Write out all the entries word for word, but skip any images.

— start of Material —

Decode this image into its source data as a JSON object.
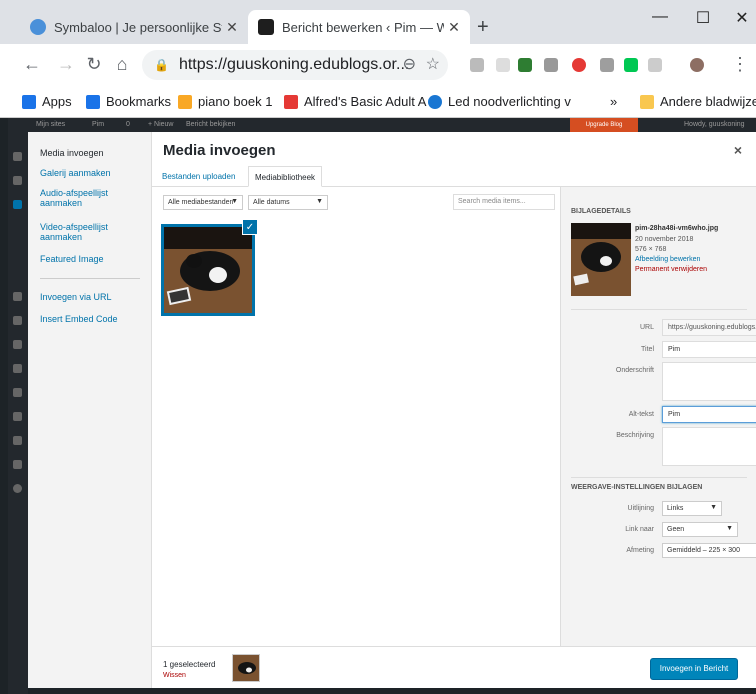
{
  "browser": {
    "tabs": [
      {
        "title": "Symbaloo | Je persoonlijke Startp",
        "favicon": "symbaloo-icon",
        "active": false
      },
      {
        "title": "Bericht bewerken ‹ Pim — WordP",
        "favicon": "edublogs-icon",
        "active": true
      }
    ],
    "new_tab": "+",
    "window_controls": {
      "minimize": "—",
      "maximize": "☐",
      "close": "✕"
    },
    "url": "https://guuskoning.edublogs.or...",
    "bookmarks": [
      {
        "label": "Apps",
        "icon": "apps-grid-icon"
      },
      {
        "label": "Bookmarks",
        "icon": "star-icon"
      },
      {
        "label": "piano boek 1",
        "icon": "piano-icon"
      },
      {
        "label": "Alfred's Basic Adult A",
        "icon": "youtube-icon"
      },
      {
        "label": "Led noodverlichting v",
        "icon": "led-icon"
      },
      {
        "label": "Andere bladwijzers",
        "icon": "folder-icon"
      }
    ],
    "bookmarks_more": "»"
  },
  "wp_admin_bar": {
    "items": [
      "Mijn sites",
      "Pim",
      "0",
      "+ Nieuw",
      "Bericht bekijken"
    ],
    "upgrade": "Upgrade Blog",
    "howdy": "Howdy, guuskoning"
  },
  "modal": {
    "title": "Media invoegen",
    "close": "×",
    "menu": [
      "Media invoegen",
      "Galerij aanmaken",
      "Audio-afspeellijst aanmaken",
      "Video-afspeellijst aanmaken",
      "Featured Image",
      "Invoegen via URL",
      "Insert Embed Code"
    ],
    "tabs": [
      "Bestanden uploaden",
      "Mediabibliotheek"
    ],
    "filter_type": "Alle mediabestanden",
    "filter_date": "Alle datums",
    "search_placeholder": "Search media items...",
    "details": {
      "heading": "BIJLAGEDETAILS",
      "filename": "pim-28ha48i-vm6who.jpg",
      "date": "20 november 2018",
      "dimensions": "576 × 768",
      "edit_link": "Afbeelding bewerken",
      "delete_link": "Permanent verwijderen",
      "url_label": "URL",
      "url_value": "https://guuskoning.edublogs.",
      "title_label": "Titel",
      "title_value": "Pim",
      "caption_label": "Onderschrift",
      "caption_value": "",
      "alt_label": "Alt-tekst",
      "alt_value": "Pim",
      "desc_label": "Beschrijving",
      "desc_value": ""
    },
    "display_settings": {
      "heading": "WEERGAVE-INSTELLINGEN BIJLAGEN",
      "align_label": "Uitlijning",
      "align_value": "Links",
      "link_label": "Link naar",
      "link_value": "Geen",
      "size_label": "Afmeting",
      "size_value": "Gemiddeld – 225 × 300"
    },
    "footer": {
      "selected": "1 geselecteerd",
      "clear": "Wissen",
      "insert_button": "Invoegen in Bericht"
    }
  },
  "colors": {
    "accent": "#0073aa",
    "button": "#0085ba",
    "danger": "#a00"
  }
}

— end of Material —

▶ Task solution
Decode this image into its source data as a JSON object.
{
  "browser": {
    "tabs": [
      {
        "title": "Symbaloo | Je persoonlijke Startp",
        "favicon": "symbaloo-icon",
        "active": false
      },
      {
        "title": "Bericht bewerken ‹ Pim — WordP",
        "favicon": "edublogs-icon",
        "active": true
      }
    ],
    "new_tab": "+",
    "window_controls": {
      "minimize": "—",
      "maximize": "☐",
      "close": "✕"
    },
    "url": "https://guuskoning.edublogs.or...",
    "bookmarks": [
      {
        "label": "Apps",
        "icon": "apps-grid-icon"
      },
      {
        "label": "Bookmarks",
        "icon": "star-icon"
      },
      {
        "label": "piano boek 1",
        "icon": "piano-icon"
      },
      {
        "label": "Alfred's Basic Adult A",
        "icon": "youtube-icon"
      },
      {
        "label": "Led noodverlichting v",
        "icon": "led-icon"
      },
      {
        "label": "Andere bladwijzers",
        "icon": "folder-icon"
      }
    ],
    "bookmarks_more": "»"
  },
  "wp_admin_bar": {
    "items": [
      "Mijn sites",
      "Pim",
      "0",
      "+ Nieuw",
      "Bericht bekijken"
    ],
    "upgrade": "Upgrade Blog",
    "howdy": "Howdy, guuskoning"
  },
  "modal": {
    "title": "Media invoegen",
    "close": "×",
    "menu": [
      "Media invoegen",
      "Galerij aanmaken",
      "Audio-afspeellijst aanmaken",
      "Video-afspeellijst aanmaken",
      "Featured Image",
      "Invoegen via URL",
      "Insert Embed Code"
    ],
    "tabs": [
      "Bestanden uploaden",
      "Mediabibliotheek"
    ],
    "filter_type": "Alle mediabestanden",
    "filter_date": "Alle datums",
    "search_placeholder": "Search media items...",
    "details": {
      "heading": "BIJLAGEDETAILS",
      "filename": "pim-28ha48i-vm6who.jpg",
      "date": "20 november 2018",
      "dimensions": "576 × 768",
      "edit_link": "Afbeelding bewerken",
      "delete_link": "Permanent verwijderen",
      "url_label": "URL",
      "url_value": "https://guuskoning.edublogs.",
      "title_label": "Titel",
      "title_value": "Pim",
      "caption_label": "Onderschrift",
      "caption_value": "",
      "alt_label": "Alt-tekst",
      "alt_value": "Pim",
      "desc_label": "Beschrijving",
      "desc_value": ""
    },
    "display_settings": {
      "heading": "WEERGAVE-INSTELLINGEN BIJLAGEN",
      "align_label": "Uitlijning",
      "align_value": "Links",
      "link_label": "Link naar",
      "link_value": "Geen",
      "size_label": "Afmeting",
      "size_value": "Gemiddeld – 225 × 300"
    },
    "footer": {
      "selected": "1 geselecteerd",
      "clear": "Wissen",
      "insert_button": "Invoegen in Bericht"
    }
  },
  "colors": {
    "accent": "#0073aa",
    "button": "#0085ba",
    "danger": "#a00"
  }
}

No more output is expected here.